Stated problem:
From the entries below, copy every line that holds the word "name".

(Items from a figure collection)

▬▬▬▬▬▬

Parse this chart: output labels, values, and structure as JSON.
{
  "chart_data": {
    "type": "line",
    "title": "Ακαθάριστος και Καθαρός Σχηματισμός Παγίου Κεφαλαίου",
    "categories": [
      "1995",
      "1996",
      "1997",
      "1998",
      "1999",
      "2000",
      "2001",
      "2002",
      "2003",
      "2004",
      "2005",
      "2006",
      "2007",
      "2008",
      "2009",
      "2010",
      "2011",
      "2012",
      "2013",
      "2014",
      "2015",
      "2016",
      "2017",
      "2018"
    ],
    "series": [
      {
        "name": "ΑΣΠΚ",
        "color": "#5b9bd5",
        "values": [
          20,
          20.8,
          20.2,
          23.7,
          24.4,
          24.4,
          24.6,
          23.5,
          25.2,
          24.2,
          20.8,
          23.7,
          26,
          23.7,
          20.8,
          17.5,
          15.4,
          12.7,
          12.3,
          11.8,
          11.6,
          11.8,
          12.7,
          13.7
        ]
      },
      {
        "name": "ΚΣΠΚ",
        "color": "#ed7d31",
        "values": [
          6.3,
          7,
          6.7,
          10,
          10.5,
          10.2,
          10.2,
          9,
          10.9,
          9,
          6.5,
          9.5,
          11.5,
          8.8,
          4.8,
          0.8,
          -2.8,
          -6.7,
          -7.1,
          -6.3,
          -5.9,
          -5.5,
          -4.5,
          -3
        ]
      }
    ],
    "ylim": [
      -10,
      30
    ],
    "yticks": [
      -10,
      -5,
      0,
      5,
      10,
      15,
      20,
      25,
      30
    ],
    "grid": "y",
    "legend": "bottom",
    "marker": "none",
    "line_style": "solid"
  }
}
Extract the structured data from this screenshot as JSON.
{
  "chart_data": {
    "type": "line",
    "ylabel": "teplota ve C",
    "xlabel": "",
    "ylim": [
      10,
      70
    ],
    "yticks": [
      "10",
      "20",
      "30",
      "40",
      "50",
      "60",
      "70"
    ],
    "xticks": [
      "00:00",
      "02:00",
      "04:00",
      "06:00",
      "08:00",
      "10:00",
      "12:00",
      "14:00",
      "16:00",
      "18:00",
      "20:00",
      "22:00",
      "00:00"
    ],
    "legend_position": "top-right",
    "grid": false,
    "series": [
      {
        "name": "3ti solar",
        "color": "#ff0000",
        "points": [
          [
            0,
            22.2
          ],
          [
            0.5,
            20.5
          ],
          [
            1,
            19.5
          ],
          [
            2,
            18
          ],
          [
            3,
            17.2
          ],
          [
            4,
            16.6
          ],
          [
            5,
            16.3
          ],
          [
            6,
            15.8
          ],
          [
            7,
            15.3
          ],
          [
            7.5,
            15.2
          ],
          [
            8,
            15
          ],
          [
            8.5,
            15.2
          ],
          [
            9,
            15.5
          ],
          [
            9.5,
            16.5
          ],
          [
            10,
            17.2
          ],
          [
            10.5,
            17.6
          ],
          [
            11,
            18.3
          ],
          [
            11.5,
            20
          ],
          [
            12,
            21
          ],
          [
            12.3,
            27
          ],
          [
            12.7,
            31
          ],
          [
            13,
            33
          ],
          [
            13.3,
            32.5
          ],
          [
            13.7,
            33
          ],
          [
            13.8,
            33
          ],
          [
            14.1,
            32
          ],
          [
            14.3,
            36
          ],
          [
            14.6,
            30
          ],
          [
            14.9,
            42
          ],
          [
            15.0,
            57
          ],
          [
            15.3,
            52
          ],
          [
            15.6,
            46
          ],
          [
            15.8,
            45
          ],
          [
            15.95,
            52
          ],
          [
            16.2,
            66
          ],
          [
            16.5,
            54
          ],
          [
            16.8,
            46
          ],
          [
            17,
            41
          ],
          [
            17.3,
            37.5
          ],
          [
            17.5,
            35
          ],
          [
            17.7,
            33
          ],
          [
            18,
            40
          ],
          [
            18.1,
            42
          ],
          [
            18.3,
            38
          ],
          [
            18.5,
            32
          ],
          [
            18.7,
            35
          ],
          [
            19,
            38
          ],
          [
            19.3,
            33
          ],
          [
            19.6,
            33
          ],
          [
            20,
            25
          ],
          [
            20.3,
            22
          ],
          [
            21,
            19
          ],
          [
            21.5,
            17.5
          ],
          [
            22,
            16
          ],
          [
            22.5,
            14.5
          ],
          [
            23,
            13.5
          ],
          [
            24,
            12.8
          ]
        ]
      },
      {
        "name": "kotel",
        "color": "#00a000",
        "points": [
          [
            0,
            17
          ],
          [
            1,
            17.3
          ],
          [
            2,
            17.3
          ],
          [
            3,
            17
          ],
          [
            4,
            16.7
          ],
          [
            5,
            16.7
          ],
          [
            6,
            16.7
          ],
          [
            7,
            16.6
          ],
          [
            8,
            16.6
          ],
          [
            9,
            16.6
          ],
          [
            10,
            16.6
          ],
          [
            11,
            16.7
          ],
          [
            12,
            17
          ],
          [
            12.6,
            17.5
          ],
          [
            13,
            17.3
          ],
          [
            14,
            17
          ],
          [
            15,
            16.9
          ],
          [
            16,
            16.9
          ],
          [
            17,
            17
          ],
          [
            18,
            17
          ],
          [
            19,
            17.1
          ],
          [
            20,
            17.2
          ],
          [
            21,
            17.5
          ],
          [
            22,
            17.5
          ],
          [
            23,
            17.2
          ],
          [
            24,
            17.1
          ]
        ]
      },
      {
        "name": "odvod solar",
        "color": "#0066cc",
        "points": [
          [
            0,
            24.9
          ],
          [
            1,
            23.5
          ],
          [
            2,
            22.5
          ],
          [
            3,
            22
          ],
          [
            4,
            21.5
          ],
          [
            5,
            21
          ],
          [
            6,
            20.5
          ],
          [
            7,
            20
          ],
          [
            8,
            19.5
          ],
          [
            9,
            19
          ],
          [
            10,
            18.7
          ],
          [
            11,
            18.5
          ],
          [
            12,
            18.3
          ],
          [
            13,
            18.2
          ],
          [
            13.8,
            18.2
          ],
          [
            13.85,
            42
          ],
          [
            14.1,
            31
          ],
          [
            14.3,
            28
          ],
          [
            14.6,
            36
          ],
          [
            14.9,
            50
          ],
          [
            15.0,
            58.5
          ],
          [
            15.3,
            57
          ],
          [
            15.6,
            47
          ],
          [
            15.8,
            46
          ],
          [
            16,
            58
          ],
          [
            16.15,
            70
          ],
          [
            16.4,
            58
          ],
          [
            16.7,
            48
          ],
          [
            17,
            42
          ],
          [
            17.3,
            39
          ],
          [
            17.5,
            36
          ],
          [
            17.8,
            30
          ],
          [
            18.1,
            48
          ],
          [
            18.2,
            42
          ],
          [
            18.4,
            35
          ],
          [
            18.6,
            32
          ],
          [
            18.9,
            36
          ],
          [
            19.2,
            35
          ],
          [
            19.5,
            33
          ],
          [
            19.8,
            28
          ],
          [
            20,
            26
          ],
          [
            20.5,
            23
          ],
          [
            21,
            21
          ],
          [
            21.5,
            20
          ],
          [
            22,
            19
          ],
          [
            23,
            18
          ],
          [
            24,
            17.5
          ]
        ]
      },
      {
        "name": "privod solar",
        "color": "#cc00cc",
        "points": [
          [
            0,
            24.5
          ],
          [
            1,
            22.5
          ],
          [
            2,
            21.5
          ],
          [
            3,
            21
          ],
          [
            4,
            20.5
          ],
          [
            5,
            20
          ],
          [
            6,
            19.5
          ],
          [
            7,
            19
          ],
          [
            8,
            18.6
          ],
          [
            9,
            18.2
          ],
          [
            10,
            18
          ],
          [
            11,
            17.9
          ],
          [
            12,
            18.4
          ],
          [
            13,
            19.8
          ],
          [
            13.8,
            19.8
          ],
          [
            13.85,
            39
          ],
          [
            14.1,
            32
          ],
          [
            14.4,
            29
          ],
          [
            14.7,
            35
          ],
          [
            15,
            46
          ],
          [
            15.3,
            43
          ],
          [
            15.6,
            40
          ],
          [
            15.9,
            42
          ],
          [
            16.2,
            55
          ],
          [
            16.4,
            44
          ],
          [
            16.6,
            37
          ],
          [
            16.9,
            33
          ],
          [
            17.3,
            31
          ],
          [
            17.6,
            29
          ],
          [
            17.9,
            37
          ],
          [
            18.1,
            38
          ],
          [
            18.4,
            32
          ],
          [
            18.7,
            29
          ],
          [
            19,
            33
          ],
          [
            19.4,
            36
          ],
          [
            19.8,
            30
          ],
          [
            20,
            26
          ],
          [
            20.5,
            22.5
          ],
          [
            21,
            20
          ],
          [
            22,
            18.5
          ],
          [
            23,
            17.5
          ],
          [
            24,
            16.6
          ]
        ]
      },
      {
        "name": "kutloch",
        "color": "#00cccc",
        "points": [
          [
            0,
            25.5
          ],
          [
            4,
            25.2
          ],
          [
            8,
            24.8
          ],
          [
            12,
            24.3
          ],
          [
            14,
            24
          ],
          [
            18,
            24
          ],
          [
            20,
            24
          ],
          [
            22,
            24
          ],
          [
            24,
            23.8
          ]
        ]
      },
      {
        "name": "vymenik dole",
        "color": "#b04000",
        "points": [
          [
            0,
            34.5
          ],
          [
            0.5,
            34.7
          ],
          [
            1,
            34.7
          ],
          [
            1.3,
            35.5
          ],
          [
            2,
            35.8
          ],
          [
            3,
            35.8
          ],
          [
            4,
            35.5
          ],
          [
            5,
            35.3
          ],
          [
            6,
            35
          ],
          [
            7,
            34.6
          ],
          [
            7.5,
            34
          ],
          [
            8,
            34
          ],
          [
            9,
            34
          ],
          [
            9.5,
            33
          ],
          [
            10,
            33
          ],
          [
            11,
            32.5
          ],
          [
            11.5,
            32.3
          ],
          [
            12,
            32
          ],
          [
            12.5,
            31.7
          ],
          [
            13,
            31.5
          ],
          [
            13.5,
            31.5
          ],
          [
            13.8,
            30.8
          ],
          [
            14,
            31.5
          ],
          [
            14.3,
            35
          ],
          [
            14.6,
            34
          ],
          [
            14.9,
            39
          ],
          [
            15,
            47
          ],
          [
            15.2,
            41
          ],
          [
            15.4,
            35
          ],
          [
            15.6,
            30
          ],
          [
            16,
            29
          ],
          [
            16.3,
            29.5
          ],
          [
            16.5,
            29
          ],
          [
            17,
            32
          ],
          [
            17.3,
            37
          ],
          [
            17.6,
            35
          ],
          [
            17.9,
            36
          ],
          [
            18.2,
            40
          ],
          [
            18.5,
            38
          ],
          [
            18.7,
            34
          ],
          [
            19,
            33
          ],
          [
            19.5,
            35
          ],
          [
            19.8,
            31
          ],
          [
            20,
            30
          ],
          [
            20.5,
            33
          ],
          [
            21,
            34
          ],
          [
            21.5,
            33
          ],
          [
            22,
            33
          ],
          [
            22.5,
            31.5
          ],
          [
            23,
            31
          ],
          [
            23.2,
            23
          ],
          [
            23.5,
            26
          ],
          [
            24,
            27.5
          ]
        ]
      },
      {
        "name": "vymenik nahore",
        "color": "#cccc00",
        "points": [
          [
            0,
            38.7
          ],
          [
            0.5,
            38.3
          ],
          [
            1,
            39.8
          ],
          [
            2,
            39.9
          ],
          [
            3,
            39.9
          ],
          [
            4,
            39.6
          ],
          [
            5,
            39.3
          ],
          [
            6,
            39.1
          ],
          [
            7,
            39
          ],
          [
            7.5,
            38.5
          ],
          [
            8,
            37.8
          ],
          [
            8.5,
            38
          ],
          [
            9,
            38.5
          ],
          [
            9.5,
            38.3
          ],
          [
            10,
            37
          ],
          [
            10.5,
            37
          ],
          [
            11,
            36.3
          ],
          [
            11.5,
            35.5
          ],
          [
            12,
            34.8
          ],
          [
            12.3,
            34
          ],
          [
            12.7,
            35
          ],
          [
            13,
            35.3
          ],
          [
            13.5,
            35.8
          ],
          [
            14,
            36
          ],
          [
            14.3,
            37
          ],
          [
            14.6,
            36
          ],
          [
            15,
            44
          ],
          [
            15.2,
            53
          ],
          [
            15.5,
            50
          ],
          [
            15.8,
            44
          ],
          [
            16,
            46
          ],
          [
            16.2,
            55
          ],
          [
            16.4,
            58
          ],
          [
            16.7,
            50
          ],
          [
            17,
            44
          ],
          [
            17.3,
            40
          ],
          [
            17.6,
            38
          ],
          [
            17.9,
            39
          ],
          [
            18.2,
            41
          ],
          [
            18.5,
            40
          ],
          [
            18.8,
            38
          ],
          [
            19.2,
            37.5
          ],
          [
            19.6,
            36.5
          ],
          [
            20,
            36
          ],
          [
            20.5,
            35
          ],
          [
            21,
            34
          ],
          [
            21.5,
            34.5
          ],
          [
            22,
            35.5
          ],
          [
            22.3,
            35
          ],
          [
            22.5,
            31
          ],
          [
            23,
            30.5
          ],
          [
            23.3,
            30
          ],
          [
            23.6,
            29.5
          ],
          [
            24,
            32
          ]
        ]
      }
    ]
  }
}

▬▬▬▬▬▬

Full solution:
        "name": "ΑΣΠΚ",
        "name": "ΚΣΠΚ",
        "name": "3ti solar",
        "name": "kotel",
        "name": "odvod solar",
        "name": "privod solar",
        "name": "kutloch",
        "name": "vymenik dole",
        "name": "vymenik nahore",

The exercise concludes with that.